YOUR OBJECTIVE -
The records that follow must be repeated verbatim, every one of them.

DATA EXTRACT -
- - -

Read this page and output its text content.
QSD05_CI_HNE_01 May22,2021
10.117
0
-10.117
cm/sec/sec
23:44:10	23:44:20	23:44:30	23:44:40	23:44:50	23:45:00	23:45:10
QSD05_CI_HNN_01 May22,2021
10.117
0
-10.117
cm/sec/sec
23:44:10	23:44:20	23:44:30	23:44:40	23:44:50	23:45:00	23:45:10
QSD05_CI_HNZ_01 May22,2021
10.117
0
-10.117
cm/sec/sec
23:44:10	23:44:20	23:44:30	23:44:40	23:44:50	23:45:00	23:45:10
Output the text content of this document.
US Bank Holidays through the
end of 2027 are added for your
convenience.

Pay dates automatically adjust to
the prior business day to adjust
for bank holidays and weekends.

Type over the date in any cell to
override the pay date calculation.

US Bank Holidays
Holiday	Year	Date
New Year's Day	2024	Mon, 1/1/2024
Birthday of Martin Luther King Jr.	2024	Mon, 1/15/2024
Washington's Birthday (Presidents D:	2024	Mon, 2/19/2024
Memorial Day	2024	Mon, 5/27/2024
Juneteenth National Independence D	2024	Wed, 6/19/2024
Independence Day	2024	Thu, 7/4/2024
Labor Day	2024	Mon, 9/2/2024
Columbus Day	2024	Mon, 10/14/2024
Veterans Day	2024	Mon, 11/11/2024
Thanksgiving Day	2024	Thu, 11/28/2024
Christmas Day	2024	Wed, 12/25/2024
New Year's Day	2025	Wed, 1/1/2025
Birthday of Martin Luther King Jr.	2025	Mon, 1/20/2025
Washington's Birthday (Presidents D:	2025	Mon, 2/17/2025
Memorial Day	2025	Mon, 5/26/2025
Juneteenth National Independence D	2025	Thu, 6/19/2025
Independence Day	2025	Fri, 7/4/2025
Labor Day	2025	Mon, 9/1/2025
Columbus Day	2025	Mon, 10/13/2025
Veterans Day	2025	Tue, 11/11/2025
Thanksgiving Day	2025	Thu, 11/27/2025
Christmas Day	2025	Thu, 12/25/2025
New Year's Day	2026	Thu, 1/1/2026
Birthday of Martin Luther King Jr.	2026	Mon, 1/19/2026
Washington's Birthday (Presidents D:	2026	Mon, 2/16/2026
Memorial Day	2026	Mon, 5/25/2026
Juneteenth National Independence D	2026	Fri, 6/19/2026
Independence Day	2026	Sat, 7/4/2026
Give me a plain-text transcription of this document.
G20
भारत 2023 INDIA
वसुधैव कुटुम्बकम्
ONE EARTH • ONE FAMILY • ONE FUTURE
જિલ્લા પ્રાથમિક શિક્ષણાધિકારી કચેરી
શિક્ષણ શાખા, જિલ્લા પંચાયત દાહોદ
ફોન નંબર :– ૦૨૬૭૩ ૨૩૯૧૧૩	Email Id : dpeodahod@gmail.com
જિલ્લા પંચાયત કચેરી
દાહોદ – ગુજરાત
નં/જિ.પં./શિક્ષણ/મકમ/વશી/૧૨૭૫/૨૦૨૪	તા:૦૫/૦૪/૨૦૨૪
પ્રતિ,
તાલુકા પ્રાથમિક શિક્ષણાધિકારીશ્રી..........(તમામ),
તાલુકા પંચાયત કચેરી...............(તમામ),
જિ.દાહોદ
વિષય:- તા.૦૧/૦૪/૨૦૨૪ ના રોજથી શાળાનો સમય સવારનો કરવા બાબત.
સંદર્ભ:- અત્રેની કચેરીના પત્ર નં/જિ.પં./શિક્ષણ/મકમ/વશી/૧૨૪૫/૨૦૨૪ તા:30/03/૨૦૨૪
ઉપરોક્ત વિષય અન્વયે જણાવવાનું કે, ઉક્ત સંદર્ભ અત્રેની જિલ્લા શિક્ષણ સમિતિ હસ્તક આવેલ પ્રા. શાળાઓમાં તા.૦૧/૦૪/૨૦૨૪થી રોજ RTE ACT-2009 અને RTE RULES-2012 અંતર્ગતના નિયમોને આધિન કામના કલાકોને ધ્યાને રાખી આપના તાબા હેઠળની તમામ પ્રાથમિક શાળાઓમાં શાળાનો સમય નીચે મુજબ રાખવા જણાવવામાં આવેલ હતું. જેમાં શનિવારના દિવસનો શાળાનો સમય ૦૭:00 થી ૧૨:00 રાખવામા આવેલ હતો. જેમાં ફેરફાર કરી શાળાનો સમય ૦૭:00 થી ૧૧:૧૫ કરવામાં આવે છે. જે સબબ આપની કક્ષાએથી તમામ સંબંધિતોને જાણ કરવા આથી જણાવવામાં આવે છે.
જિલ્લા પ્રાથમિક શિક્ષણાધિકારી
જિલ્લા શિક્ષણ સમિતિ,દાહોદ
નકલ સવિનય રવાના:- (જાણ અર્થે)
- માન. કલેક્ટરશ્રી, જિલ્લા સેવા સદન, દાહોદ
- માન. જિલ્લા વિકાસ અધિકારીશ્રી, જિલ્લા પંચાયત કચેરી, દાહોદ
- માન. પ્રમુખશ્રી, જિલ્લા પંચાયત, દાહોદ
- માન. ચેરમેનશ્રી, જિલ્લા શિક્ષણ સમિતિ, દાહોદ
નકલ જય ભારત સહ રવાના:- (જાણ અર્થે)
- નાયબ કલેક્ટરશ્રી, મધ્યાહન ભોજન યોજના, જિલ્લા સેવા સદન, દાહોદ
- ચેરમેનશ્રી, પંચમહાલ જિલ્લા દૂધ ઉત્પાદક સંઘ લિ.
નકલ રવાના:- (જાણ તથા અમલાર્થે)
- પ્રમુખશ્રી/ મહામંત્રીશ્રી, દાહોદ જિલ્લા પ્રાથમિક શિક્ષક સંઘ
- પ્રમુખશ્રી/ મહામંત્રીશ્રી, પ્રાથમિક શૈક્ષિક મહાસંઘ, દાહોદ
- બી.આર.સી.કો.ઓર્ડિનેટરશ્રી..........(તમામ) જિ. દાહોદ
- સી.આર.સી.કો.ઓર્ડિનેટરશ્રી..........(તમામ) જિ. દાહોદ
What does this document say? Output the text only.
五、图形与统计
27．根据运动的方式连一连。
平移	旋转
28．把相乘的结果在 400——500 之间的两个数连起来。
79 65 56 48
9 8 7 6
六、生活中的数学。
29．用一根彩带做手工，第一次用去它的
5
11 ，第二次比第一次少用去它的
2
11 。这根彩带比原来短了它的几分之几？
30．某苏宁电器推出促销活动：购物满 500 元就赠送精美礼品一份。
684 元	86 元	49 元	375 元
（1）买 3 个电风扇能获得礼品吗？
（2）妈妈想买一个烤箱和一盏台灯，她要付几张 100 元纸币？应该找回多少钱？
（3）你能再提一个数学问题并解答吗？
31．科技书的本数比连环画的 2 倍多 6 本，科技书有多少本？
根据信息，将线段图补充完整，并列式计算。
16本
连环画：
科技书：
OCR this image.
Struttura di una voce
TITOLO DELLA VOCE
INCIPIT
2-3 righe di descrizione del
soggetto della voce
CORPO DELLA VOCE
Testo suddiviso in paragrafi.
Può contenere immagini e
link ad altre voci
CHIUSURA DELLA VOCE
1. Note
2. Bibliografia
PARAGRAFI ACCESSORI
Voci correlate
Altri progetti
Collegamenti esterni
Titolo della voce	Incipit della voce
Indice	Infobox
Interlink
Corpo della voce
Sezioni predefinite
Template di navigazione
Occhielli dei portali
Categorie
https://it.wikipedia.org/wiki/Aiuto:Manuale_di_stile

- - -

TASK RESULT -
Read this page and output its text content.
QSD05_CI_HNE_01 May22,2021
10.117
0
-10.117
cm/sec/sec
23:44:10	23:44:20	23:44:30	23:44:40	23:44:50	23:45:00	23:45:10
QSD05_CI_HNN_01 May22,2021
10.117
0
-10.117
cm/sec/sec
23:44:10	23:44:20	23:44:30	23:44:40	23:44:50	23:45:00	23:45:10
QSD05_CI_HNZ_01 May22,2021
10.117
0
-10.117
cm/sec/sec
23:44:10	23:44:20	23:44:30	23:44:40	23:44:50	23:45:00	23:45:10
Output the text content of this document.
US Bank Holidays through the
end of 2027 are added for your
convenience.

Pay dates automatically adjust to
the prior business day to adjust
for bank holidays and weekends.

Type over the date in any cell to
override the pay date calculation.

US Bank Holidays
Holiday	Year	Date
New Year's Day	2024	Mon, 1/1/2024
Birthday of Martin Luther King Jr.	2024	Mon, 1/15/2024
Washington's Birthday (Presidents D:	2024	Mon, 2/19/2024
Memorial Day	2024	Mon, 5/27/2024
Juneteenth National Independence D	2024	Wed, 6/19/2024
Independence Day	2024	Thu, 7/4/2024
Labor Day	2024	Mon, 9/2/2024
Columbus Day	2024	Mon, 10/14/2024
Veterans Day	2024	Mon, 11/11/2024
Thanksgiving Day	2024	Thu, 11/28/2024
Christmas Day	2024	Wed, 12/25/2024
New Year's Day	2025	Wed, 1/1/2025
Birthday of Martin Luther King Jr.	2025	Mon, 1/20/2025
Washington's Birthday (Presidents D:	2025	Mon, 2/17/2025
Memorial Day	2025	Mon, 5/26/2025
Juneteenth National Independence D	2025	Thu, 6/19/2025
Independence Day	2025	Fri, 7/4/2025
Labor Day	2025	Mon, 9/1/2025
Columbus Day	2025	Mon, 10/13/2025
Veterans Day	2025	Tue, 11/11/2025
Thanksgiving Day	2025	Thu, 11/27/2025
Christmas Day	2025	Thu, 12/25/2025
New Year's Day	2026	Thu, 1/1/2026
Birthday of Martin Luther King Jr.	2026	Mon, 1/19/2026
Washington's Birthday (Presidents D:	2026	Mon, 2/16/2026
Memorial Day	2026	Mon, 5/25/2026
Juneteenth National Independence D	2026	Fri, 6/19/2026
Independence Day	2026	Sat, 7/4/2026
Give me a plain-text transcription of this document.
G20
भारत 2023 INDIA
वसुधैव कुटुम्बकम्
ONE EARTH • ONE FAMILY • ONE FUTURE
જિલ્લા પ્રાથમિક શિક્ષણાધિકારી કચેરી
શિક્ષણ શાખા, જિલ્લા પંચાયત દાહોદ
ફોન નંબર :– ૦૨૬૭૩ ૨૩૯૧૧૩	Email Id : dpeodahod@gmail.com
જિલ્લા પંચાયત કચેરી
દાહોદ – ગુજરાત
નં/જિ.પં./શિક્ષણ/મકમ/વશી/૧૨૭૫/૨૦૨૪	તા:૦૫/૦૪/૨૦૨૪
પ્રતિ,
તાલુકા પ્રાથમિક શિક્ષણાધિકારીશ્રી..........(તમામ),
તાલુકા પંચાયત કચેરી...............(તમામ),
જિ.દાહોદ
વિષય:- તા.૦૧/૦૪/૨૦૨૪ ના રોજથી શાળાનો સમય સવારનો કરવા બાબત.
સંદર્ભ:- અત્રેની કચેરીના પત્ર નં/જિ.પં./શિક્ષણ/મકમ/વશી/૧૨૪૫/૨૦૨૪ તા:30/03/૨૦૨૪
ઉપરોક્ત વિષય અન્વયે જણાવવાનું કે, ઉક્ત સંદર્ભ અત્રેની જિલ્લા શિક્ષણ સમિતિ હસ્તક આવેલ પ્રા. શાળાઓમાં તા.૦૧/૦૪/૨૦૨૪થી રોજ RTE ACT-2009 અને RTE RULES-2012 અંતર્ગતના નિયમોને આધિન કામના કલાકોને ધ્યાને રાખી આપના તાબા હેઠળની તમામ પ્રાથમિક શાળાઓમાં શાળાનો સમય નીચે મુજબ રાખવા જણાવવામાં આવેલ હતું. જેમાં શનિવારના દિવસનો શાળાનો સમય ૦૭:00 થી ૧૨:00 રાખવામા આવેલ હતો. જેમાં ફેરફાર કરી શાળાનો સમય ૦૭:00 થી ૧૧:૧૫ કરવામાં આવે છે. જે સબબ આપની કક્ષાએથી તમામ સંબંધિતોને જાણ કરવા આથી જણાવવામાં આવે છે.
જિલ્લા પ્રાથમિક શિક્ષણાધિકારી
જિલ્લા શિક્ષણ સમિતિ,દાહોદ
નકલ સવિનય રવાના:- (જાણ અર્થે)
- માન. કલેક્ટરશ્રી, જિલ્લા સેવા સદન, દાહોદ
- માન. જિલ્લા વિકાસ અધિકારીશ્રી, જિલ્લા પંચાયત કચેરી, દાહોદ
- માન. પ્રમુખશ્રી, જિલ્લા પંચાયત, દાહોદ
- માન. ચેરમેનશ્રી, જિલ્લા શિક્ષણ સમિતિ, દાહોદ
નકલ જય ભારત સહ રવાના:- (જાણ અર્થે)
- નાયબ કલેક્ટરશ્રી, મધ્યાહન ભોજન યોજના, જિલ્લા સેવા સદન, દાહોદ
- ચેરમેનશ્રી, પંચમહાલ જિલ્લા દૂધ ઉત્પાદક સંઘ લિ.
નકલ રવાના:- (જાણ તથા અમલાર્થે)
- પ્રમુખશ્રી/ મહામંત્રીશ્રી, દાહોદ જિલ્લા પ્રાથમિક શિક્ષક સંઘ
- પ્રમુખશ્રી/ મહામંત્રીશ્રી, પ્રાથમિક શૈક્ષિક મહાસંઘ, દાહોદ
- બી.આર.સી.કો.ઓર્ડિનેટરશ્રી..........(તમામ) જિ. દાહોદ
- સી.આર.સી.કો.ઓર્ડિનેટરશ્રી..........(તમામ) જિ. દાહોદ
What does this document say? Output the text only.
五、图形与统计
27．根据运动的方式连一连。
平移	旋转
28．把相乘的结果在 400——500 之间的两个数连起来。
79 65 56 48
9 8 7 6
六、生活中的数学。
29．用一根彩带做手工，第一次用去它的
5
11 ，第二次比第一次少用去它的
2
11 。这根彩带比原来短了它的几分之几？
30．某苏宁电器推出促销活动：购物满 500 元就赠送精美礼品一份。
684 元	86 元	49 元	375 元
（1）买 3 个电风扇能获得礼品吗？
（2）妈妈想买一个烤箱和一盏台灯，她要付几张 100 元纸币？应该找回多少钱？
（3）你能再提一个数学问题并解答吗？
31．科技书的本数比连环画的 2 倍多 6 本，科技书有多少本？
根据信息，将线段图补充完整，并列式计算。
16本
连环画：
科技书：
OCR this image.
Struttura di una voce
TITOLO DELLA VOCE
INCIPIT
2-3 righe di descrizione del
soggetto della voce
CORPO DELLA VOCE
Testo suddiviso in paragrafi.
Può contenere immagini e
link ad altre voci
CHIUSURA DELLA VOCE
1. Note
2. Bibliografia
PARAGRAFI ACCESSORI
Voci correlate
Altri progetti
Collegamenti esterni
Titolo della voce	Incipit della voce
Indice	Infobox
Interlink
Corpo della voce
Sezioni predefinite
Template di navigazione
Occhielli dei portali
Categorie
https://it.wikipedia.org/wiki/Aiuto:Manuale_di_stile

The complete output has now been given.